##### EXTRACTED ENTRIES
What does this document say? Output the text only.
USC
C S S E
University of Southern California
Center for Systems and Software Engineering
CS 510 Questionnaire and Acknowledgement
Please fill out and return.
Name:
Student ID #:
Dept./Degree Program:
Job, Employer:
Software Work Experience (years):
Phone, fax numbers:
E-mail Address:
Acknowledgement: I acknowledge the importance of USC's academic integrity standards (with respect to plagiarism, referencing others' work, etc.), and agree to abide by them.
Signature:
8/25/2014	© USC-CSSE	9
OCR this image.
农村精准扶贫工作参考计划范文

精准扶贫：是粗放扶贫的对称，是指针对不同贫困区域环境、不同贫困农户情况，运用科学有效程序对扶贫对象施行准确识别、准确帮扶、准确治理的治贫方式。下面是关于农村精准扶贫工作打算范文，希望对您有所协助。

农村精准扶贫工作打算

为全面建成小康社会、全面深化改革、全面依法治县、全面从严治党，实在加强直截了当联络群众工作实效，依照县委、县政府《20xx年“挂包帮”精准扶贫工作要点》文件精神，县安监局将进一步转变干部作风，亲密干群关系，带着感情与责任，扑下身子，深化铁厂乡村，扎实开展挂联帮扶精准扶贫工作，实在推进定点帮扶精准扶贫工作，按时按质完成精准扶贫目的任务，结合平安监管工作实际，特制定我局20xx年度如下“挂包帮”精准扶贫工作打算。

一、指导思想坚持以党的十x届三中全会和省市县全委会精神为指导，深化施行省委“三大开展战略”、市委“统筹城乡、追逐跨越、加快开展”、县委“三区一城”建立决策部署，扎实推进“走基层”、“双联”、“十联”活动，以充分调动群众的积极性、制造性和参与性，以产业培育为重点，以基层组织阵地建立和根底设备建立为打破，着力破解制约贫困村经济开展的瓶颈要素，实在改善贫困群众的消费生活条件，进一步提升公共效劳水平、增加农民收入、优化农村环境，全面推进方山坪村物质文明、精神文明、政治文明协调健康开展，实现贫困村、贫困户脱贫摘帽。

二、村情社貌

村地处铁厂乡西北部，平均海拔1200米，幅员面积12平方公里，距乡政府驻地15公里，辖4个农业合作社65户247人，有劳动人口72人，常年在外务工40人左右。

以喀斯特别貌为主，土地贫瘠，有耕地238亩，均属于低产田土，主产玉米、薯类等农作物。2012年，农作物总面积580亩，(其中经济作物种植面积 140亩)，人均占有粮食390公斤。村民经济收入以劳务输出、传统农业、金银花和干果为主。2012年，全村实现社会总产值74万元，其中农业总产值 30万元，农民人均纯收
##########
> TASK OBJECTIVE:
Each line in the entries above that includes the string "Acknowledgement" should be extracted.

> THE RESPONSE:
CS 510 Questionnaire and Acknowledgement
Acknowledgement: I acknowledge the importance of USC's academic integrity standards (with respect to plagiarism, referencing others' work, etc.), and agree to abide by them.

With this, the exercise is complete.